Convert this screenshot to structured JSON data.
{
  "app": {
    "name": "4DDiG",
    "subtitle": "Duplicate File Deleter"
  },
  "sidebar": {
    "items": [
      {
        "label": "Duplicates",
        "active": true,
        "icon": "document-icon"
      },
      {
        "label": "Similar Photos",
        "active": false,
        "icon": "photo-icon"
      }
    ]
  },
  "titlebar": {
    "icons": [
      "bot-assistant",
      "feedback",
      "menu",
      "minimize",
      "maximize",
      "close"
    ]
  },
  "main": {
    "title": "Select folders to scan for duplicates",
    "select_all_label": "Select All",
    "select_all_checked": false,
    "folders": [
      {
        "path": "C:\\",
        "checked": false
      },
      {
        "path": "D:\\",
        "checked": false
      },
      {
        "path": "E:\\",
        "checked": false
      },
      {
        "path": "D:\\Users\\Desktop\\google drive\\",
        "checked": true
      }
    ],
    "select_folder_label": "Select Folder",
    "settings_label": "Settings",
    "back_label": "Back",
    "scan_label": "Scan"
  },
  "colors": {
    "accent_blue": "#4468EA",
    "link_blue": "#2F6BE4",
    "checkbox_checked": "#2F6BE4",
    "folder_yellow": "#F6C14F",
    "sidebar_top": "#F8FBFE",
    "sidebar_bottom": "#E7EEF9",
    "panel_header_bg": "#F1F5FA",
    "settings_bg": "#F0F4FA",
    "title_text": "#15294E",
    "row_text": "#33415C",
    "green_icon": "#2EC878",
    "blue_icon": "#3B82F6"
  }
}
▬▬▬▬▬▬
== What this task involves ==
The full set of records should be duplicated exactly.

== Solution below ==
Convert this screenshot to structured JSON data.
{
  "app": {
    "name": "4DDiG",
    "subtitle": "Duplicate File Deleter"
  },
  "sidebar": {
    "items": [
      {
        "label": "Duplicates",
        "active": true,
        "icon": "document-icon"
      },
      {
        "label": "Similar Photos",
        "active": false,
        "icon": "photo-icon"
      }
    ]
  },
  "titlebar": {
    "icons": [
      "bot-assistant",
      "feedback",
      "menu",
      "minimize",
      "maximize",
      "close"
    ]
  },
  "main": {
    "title": "Select folders to scan for duplicates",
    "select_all_label": "Select All",
    "select_all_checked": false,
    "folders": [
      {
        "path": "C:\\",
        "checked": false
      },
      {
        "path": "D:\\",
        "checked": false
      },
      {
        "path": "E:\\",
        "checked": false
      },
      {
        "path": "D:\\Users\\Desktop\\google drive\\",
        "checked": true
      }
    ],
    "select_folder_label": "Select Folder",
    "settings_label": "Settings",
    "back_label": "Back",
    "scan_label": "Scan"
  },
  "colors": {
    "accent_blue": "#4468EA",
    "link_blue": "#2F6BE4",
    "checkbox_checked": "#2F6BE4",
    "folder_yellow": "#F6C14F",
    "sidebar_top": "#F8FBFE",
    "sidebar_bottom": "#E7EEF9",
    "panel_header_bg": "#F1F5FA",
    "settings_bg": "#F0F4FA",
    "title_text": "#15294E",
    "row_text": "#33415C",
    "green_icon": "#2EC878",
    "blue_icon": "#3B82F6"
  }
}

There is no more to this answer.